◆ Collected data
_ _ _ _ _

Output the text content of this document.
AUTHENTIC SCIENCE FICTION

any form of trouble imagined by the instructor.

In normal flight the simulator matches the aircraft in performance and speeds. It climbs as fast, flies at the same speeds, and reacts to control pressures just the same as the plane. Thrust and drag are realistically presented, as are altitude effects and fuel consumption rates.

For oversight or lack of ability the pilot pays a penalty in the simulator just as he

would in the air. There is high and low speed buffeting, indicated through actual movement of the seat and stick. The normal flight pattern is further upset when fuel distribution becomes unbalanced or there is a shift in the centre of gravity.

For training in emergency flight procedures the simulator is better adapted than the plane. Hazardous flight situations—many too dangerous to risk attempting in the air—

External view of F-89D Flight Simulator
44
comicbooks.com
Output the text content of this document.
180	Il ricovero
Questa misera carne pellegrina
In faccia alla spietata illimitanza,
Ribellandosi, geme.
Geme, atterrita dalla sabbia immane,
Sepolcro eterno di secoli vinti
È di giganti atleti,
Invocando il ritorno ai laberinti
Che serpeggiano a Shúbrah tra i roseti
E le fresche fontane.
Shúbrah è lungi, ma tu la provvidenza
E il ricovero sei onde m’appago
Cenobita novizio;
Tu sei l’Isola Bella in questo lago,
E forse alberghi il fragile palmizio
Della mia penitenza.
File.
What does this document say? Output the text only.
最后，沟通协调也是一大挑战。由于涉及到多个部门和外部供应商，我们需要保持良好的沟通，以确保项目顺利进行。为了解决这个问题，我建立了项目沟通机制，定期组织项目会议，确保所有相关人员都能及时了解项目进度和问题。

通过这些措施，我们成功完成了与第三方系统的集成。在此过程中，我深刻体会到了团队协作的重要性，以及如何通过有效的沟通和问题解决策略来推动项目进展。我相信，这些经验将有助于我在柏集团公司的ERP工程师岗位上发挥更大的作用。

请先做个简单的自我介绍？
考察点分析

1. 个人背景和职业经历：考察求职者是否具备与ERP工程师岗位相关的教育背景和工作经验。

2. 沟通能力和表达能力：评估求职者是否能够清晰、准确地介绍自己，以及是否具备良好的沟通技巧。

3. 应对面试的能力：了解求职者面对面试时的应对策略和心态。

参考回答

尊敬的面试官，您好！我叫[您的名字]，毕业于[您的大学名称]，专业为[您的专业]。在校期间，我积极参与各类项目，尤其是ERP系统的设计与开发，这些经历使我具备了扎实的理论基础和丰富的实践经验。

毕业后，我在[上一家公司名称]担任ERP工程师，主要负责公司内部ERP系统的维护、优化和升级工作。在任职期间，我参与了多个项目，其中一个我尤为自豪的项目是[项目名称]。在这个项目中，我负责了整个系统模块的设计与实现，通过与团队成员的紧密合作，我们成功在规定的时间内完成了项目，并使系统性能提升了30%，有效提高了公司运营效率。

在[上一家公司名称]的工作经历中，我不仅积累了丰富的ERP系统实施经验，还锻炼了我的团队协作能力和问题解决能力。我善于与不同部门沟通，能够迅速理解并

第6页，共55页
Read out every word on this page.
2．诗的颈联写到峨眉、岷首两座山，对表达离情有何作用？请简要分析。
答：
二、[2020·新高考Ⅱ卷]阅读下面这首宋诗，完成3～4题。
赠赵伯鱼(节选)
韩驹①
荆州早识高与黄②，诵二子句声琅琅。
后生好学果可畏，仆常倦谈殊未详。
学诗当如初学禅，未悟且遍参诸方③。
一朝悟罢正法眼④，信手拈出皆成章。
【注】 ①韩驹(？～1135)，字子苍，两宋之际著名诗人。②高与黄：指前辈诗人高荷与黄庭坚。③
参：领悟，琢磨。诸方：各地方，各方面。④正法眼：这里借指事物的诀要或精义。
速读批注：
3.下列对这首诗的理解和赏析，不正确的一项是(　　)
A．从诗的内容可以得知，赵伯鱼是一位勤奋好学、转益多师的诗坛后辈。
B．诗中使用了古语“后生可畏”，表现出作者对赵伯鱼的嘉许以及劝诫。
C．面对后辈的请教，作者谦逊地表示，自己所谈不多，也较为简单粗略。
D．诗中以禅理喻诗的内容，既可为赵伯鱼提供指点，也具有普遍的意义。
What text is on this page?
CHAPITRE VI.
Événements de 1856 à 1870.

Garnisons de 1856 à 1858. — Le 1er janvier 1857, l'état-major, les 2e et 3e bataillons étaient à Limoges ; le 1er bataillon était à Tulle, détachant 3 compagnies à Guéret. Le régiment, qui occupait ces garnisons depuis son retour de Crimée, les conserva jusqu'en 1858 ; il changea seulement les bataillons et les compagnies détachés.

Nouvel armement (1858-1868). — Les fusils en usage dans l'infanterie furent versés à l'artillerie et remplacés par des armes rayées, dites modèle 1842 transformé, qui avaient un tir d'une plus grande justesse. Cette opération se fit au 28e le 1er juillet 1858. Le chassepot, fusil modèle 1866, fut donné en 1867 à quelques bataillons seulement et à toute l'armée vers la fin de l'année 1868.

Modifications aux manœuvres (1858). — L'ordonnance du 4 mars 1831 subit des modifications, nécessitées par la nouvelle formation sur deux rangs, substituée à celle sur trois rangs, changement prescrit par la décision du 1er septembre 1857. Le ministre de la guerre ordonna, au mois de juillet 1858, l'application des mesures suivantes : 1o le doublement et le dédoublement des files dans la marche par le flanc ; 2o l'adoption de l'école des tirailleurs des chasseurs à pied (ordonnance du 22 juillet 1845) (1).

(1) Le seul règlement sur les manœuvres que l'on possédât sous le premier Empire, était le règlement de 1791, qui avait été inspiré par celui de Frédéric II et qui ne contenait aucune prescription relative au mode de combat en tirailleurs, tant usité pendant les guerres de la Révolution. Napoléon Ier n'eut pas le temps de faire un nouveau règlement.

_ _ _ _ _

◆ STATED PROBLEM
Pull every line containing "seulement" from the material above.

◆ OUTPUT FOR THIS TASK
Garnisons de 1856 à 1858. — Le 1er janvier 1857, l'état-major, les 2e et 3e bataillons étaient à Limoges ; le 1er bataillon était à Tulle, détachant 3 compagnies à Guéret. Le régiment, qui occupait ces garnisons depuis son retour de Crimée, les conserva jusqu'en 1858 ; il changea seulement les bataillons et les compagnies détachés.
Nouvel armement (1858-1868). — Les fusils en usage dans l'infanterie furent versés à l'artillerie et remplacés par des armes rayées, dites modèle 1842 transformé, qui avaient un tir d'une plus grande justesse. Cette opération se fit au 28e le 1er juillet 1858. Le chassepot, fusil modèle 1866, fut donné en 1867 à quelques bataillons seulement et à toute l'armée vers la fin de l'année 1868.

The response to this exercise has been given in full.